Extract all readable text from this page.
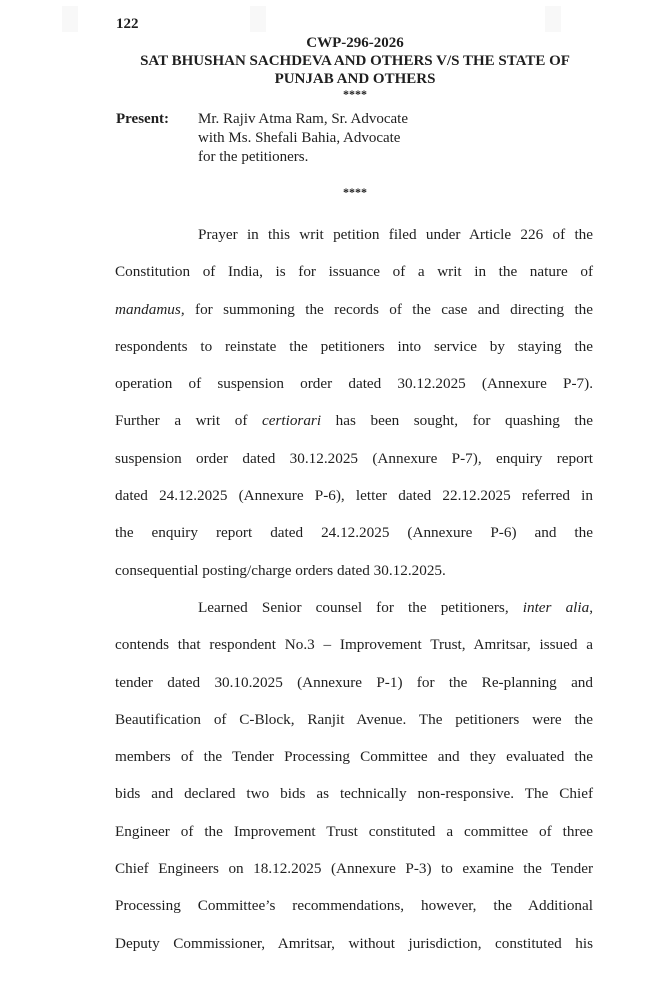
122
CWP-296-2026
SAT BHUSHAN SACHDEVA AND OTHERS V/S THE STATE OF
PUNJAB AND OTHERS
****
Present: Mr. Rajiv Atma Ram, Sr. Advocate
with Ms. Shefali Bahia, Advocate
for the petitioners.
****
Prayer in this writ petition filed under Article 226 of the
Constitution of India, is for issuance of a writ in the nature of
mandamus, for summoning the records of the case and directing the
respondents to reinstate the petitioners into service by staying the
operation of suspension order dated 30.12.2025 (Annexure P-7).
Further a writ of certiorari has been sought, for quashing the
suspension order dated 30.12.2025 (Annexure P-7), enquiry report
dated 24.12.2025 (Annexure P-6), letter dated 22.12.2025 referred in
the enquiry report dated 24.12.2025 (Annexure P-6) and the
consequential posting/charge orders dated 30.12.2025.
Learned Senior counsel for the petitioners, inter alia,
contends that respondent No.3 – Improvement Trust, Amritsar, issued a
tender dated 30.10.2025 (Annexure P-1) for the Re-planning and
Beautification of C-Block, Ranjit Avenue. The petitioners were the
members of the Tender Processing Committee and they evaluated the
bids and declared two bids as technically non-responsive. The Chief
Engineer of the Improvement Trust constituted a committee of three
Chief Engineers on 18.12.2025 (Annexure P-3) to examine the Tender
Processing Committee’s recommendations, however, the Additional
Deputy Commissioner, Amritsar, without jurisdiction, constituted his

■ Exercise task
Pick out each line above that includes "OTHERS" and show it.

■ Result below
SAT BHUSHAN SACHDEVA AND OTHERS V/S THE STATE OF
PUNJAB AND OTHERS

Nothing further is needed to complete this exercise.